[AIM] Determine how many lines include "Collection". Give the number and nothing else.

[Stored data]
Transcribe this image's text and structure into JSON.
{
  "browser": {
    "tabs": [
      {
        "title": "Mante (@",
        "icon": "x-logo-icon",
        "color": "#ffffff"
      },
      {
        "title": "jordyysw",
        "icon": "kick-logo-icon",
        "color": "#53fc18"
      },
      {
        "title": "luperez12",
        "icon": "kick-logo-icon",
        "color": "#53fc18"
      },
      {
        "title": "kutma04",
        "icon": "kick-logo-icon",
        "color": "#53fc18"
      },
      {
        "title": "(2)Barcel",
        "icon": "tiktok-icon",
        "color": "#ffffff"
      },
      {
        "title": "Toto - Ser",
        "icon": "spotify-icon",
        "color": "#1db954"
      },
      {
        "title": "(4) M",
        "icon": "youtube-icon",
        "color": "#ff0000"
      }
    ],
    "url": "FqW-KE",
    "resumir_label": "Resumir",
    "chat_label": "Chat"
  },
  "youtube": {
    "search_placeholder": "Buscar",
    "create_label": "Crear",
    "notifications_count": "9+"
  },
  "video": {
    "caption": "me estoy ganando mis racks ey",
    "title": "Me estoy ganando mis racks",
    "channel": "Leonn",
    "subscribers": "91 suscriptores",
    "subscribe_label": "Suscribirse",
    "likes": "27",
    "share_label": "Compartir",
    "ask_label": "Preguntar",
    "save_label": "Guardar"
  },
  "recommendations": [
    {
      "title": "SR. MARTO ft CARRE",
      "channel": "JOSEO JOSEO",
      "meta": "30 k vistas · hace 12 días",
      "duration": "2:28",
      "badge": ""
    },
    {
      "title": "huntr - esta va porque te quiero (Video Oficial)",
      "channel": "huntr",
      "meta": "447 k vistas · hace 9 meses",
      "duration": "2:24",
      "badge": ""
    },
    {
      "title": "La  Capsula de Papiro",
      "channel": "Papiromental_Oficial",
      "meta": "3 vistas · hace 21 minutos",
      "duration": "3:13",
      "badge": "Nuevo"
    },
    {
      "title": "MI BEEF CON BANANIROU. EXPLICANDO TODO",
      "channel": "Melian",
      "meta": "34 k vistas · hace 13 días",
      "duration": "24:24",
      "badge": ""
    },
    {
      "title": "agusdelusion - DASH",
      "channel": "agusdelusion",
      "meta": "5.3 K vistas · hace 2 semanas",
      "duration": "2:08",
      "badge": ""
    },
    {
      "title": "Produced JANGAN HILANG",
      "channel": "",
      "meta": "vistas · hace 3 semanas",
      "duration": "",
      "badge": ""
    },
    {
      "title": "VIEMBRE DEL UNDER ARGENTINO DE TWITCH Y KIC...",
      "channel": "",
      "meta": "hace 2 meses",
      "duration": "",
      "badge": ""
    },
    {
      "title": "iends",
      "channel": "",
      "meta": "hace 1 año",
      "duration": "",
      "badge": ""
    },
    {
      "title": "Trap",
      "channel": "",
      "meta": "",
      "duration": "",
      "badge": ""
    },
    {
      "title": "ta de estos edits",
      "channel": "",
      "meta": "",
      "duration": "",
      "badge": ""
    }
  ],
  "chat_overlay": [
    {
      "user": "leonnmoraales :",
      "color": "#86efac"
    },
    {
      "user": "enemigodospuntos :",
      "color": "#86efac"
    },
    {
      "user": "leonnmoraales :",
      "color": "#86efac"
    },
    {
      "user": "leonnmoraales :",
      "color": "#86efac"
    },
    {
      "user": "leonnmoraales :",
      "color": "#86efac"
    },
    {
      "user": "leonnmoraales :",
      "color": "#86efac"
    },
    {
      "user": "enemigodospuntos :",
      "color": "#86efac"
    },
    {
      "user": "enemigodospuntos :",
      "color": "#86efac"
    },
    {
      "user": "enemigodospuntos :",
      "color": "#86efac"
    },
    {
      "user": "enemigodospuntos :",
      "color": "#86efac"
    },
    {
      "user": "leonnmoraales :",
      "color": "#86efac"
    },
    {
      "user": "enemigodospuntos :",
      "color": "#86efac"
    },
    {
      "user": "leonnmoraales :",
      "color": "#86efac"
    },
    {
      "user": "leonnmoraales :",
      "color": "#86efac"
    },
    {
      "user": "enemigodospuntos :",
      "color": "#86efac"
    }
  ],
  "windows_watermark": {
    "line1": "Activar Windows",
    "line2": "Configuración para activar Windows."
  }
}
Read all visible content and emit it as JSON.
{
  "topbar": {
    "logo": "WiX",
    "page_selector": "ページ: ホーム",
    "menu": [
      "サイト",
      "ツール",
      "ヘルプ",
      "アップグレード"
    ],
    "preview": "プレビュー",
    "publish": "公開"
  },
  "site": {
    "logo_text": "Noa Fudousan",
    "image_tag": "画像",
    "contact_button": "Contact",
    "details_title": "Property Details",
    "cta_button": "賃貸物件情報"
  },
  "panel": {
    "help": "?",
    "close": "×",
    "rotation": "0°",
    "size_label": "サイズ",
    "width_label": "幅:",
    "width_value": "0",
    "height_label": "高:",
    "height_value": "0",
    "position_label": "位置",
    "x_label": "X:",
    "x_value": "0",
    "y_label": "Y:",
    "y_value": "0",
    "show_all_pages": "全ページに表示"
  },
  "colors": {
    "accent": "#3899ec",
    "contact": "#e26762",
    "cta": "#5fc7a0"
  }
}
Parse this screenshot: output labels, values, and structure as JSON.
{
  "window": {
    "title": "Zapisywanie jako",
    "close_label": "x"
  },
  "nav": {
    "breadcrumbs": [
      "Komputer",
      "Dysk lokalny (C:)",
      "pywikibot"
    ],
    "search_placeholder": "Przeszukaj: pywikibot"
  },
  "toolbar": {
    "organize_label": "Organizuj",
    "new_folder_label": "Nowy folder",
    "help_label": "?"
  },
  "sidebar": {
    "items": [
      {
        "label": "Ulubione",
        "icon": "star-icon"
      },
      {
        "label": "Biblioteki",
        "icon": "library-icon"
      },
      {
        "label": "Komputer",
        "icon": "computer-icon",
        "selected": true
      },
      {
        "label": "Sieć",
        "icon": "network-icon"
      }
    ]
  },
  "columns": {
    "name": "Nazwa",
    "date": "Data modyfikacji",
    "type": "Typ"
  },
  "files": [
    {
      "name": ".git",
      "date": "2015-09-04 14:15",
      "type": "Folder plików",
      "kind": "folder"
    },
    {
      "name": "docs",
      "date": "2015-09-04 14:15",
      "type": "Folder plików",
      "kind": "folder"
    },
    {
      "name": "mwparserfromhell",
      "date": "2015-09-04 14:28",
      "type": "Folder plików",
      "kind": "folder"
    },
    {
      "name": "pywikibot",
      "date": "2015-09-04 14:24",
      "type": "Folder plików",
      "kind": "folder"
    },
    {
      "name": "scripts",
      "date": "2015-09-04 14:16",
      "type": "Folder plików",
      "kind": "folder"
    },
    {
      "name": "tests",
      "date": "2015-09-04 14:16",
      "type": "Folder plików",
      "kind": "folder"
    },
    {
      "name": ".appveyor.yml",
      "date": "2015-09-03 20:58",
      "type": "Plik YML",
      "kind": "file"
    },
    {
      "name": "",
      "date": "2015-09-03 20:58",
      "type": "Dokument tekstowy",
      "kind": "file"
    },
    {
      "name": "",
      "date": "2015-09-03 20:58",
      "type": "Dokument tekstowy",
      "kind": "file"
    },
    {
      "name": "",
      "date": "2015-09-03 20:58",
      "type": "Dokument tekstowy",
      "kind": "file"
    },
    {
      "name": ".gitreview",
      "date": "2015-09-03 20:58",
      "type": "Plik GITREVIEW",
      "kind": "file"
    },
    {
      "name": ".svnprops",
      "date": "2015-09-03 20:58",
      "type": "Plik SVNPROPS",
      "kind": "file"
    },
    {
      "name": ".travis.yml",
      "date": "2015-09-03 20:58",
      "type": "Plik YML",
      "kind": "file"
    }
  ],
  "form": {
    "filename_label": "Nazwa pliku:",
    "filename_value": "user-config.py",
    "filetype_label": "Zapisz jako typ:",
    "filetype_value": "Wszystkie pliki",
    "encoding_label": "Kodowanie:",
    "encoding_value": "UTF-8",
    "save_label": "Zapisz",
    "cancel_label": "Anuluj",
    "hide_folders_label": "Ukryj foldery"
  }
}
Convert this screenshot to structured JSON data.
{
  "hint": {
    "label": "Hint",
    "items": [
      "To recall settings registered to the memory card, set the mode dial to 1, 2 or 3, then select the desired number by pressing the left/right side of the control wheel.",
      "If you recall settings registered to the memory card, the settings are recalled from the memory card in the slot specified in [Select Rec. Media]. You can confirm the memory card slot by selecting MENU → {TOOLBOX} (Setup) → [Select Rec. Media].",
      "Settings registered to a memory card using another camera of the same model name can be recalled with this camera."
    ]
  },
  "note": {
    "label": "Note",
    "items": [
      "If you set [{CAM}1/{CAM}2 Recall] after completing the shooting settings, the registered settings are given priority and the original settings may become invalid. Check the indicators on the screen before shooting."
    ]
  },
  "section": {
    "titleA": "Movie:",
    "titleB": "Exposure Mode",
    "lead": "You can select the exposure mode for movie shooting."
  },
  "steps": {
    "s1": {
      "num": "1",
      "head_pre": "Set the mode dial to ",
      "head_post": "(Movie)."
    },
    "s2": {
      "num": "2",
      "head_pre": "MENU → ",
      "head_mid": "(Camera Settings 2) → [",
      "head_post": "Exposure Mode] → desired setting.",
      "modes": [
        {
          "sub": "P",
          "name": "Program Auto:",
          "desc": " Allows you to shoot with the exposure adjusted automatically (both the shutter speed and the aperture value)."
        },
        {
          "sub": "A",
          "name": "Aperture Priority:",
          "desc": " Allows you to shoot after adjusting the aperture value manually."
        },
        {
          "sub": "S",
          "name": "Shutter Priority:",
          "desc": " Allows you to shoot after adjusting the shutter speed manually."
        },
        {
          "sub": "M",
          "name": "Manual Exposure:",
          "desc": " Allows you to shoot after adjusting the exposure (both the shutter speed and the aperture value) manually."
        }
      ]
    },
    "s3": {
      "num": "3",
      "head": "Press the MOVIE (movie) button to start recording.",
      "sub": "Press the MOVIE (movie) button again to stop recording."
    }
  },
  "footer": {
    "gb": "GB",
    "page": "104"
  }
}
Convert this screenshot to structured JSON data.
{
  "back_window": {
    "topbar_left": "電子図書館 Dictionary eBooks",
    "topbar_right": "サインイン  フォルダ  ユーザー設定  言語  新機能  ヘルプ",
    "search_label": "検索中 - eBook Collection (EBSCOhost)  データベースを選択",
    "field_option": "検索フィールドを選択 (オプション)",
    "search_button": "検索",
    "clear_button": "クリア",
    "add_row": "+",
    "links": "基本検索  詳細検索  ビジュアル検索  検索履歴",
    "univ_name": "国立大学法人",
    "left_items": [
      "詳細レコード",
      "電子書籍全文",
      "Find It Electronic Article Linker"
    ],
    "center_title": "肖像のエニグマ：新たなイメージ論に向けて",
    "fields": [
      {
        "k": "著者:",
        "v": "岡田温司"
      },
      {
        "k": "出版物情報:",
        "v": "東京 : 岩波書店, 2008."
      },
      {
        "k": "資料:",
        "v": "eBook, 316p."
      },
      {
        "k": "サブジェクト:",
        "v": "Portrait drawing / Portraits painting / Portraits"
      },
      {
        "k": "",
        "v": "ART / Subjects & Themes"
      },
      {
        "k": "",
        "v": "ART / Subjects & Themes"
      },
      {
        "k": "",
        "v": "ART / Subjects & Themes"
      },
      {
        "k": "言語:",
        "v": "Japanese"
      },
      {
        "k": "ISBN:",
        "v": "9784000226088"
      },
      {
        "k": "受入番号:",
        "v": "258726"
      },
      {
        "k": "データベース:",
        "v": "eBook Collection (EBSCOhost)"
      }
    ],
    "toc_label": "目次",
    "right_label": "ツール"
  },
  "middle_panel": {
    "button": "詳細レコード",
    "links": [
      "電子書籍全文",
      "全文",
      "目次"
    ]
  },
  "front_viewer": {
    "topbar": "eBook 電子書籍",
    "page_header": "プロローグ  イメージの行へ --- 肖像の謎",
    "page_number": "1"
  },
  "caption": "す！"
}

[CORRECT RESPONSE] 2